*Set problem*:
Wherever the word "Payrolls" appears in a line, copy that line.

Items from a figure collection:
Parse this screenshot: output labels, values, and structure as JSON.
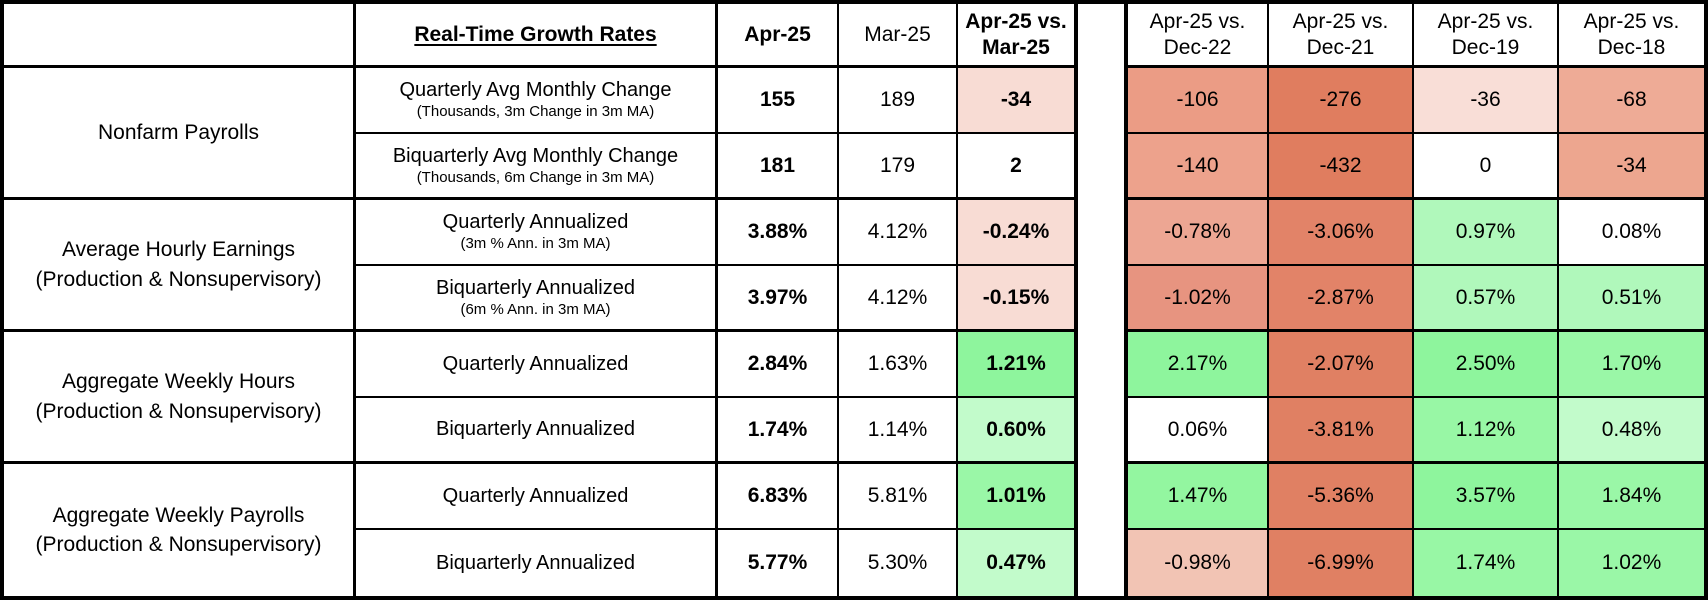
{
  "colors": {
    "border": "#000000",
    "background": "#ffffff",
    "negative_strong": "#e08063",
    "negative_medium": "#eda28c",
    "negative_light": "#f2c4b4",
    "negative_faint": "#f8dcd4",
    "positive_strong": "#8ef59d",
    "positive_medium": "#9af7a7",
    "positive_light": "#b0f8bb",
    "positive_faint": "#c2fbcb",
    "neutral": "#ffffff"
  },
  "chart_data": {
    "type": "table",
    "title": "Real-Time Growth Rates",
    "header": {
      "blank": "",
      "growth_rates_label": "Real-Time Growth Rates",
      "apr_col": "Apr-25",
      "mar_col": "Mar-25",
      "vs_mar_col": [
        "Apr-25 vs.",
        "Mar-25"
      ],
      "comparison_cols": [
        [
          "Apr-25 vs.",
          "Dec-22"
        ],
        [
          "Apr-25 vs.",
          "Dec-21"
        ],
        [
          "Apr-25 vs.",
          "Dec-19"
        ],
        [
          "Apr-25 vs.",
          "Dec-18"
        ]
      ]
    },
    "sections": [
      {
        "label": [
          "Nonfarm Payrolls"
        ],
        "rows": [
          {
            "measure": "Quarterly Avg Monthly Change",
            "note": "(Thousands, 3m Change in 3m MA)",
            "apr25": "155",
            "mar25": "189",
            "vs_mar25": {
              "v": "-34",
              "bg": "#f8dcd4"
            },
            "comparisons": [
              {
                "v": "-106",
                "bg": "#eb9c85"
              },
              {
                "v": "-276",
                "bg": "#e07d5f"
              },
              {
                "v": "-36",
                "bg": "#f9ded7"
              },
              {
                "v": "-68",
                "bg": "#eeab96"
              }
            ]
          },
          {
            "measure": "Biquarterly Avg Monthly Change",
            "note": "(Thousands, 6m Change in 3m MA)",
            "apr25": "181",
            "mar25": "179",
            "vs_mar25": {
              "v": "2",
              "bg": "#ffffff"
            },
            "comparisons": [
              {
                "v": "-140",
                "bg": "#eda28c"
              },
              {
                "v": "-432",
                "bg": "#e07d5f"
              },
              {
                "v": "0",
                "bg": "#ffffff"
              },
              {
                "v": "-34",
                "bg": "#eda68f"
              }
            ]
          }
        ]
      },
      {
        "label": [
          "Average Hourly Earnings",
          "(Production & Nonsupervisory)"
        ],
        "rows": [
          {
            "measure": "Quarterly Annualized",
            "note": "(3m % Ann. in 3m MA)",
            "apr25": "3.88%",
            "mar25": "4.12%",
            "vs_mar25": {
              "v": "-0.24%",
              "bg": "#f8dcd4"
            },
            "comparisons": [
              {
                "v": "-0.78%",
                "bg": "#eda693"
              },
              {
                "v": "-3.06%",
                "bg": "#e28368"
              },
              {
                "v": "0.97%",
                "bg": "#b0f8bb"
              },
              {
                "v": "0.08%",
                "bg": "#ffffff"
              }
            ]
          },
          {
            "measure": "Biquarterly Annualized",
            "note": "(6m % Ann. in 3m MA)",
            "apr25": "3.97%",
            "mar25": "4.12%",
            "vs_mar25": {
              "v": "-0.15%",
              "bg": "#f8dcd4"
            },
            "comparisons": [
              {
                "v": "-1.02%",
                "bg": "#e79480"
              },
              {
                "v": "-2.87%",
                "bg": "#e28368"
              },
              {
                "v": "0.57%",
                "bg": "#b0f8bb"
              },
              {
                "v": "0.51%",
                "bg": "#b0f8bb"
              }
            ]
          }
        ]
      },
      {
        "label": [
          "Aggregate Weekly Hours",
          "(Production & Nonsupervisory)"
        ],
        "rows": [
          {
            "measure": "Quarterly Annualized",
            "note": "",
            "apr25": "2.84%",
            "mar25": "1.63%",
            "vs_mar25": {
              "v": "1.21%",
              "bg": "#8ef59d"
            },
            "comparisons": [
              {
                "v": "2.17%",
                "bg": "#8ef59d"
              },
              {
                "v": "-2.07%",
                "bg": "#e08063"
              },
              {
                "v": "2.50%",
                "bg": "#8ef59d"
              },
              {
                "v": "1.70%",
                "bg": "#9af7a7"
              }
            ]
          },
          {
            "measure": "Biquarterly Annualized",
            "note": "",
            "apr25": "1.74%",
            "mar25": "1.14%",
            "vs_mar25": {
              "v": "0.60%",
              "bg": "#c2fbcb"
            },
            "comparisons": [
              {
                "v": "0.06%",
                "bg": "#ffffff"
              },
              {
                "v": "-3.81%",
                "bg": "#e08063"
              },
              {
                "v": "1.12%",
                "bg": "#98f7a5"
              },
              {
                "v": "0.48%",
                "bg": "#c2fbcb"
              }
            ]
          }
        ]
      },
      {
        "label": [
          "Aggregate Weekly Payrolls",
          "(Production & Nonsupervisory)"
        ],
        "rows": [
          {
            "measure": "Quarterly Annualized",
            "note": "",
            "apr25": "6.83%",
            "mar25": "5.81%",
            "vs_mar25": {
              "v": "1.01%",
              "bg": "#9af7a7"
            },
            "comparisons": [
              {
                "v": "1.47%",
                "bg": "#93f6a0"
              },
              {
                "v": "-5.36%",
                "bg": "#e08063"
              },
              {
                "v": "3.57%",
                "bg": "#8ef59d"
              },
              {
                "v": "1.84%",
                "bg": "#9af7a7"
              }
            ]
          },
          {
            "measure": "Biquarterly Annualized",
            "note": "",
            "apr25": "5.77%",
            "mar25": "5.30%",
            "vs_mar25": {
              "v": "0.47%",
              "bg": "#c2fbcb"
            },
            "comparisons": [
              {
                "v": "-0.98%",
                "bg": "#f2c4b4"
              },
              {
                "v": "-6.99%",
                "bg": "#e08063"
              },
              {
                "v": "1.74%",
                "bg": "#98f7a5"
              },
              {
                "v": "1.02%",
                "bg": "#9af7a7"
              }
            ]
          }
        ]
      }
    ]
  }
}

...

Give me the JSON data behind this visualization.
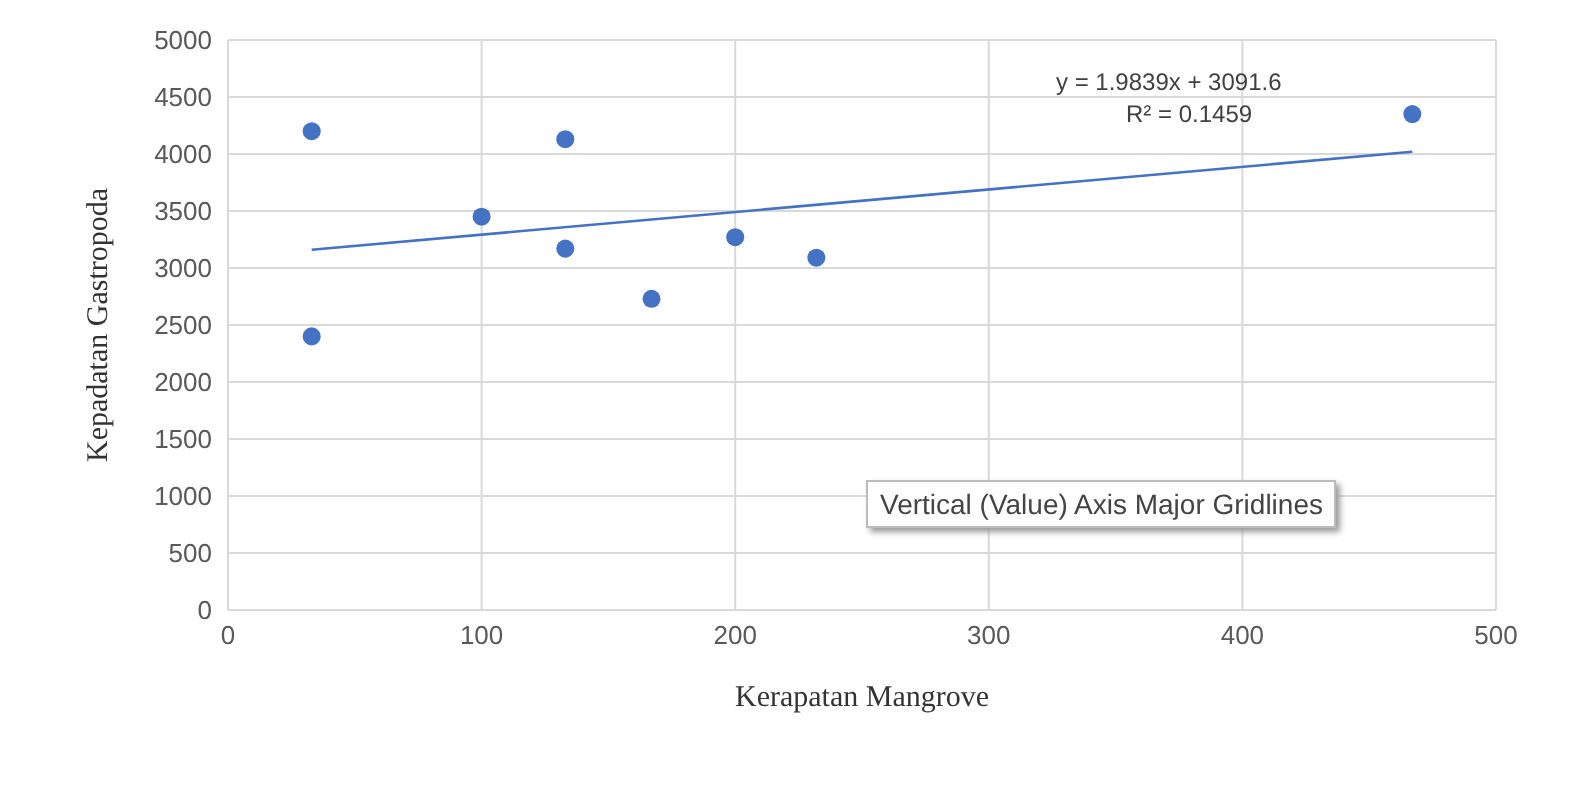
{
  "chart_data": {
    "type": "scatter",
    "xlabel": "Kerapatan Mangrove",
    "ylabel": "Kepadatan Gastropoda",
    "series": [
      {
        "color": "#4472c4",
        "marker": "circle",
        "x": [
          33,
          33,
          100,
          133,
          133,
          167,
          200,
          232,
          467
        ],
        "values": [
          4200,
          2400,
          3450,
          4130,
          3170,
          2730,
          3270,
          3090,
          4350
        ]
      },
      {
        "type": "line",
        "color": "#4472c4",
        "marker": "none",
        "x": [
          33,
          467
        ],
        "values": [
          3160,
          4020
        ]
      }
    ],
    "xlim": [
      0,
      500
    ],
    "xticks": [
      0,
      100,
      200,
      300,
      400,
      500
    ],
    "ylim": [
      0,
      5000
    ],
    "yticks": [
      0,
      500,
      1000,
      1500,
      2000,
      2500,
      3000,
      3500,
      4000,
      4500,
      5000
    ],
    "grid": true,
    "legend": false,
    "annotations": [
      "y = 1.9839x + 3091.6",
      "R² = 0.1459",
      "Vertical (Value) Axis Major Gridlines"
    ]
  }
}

*Worked answer*:
          "Nonfarm Payrolls"
          "Aggregate Weekly Payrolls",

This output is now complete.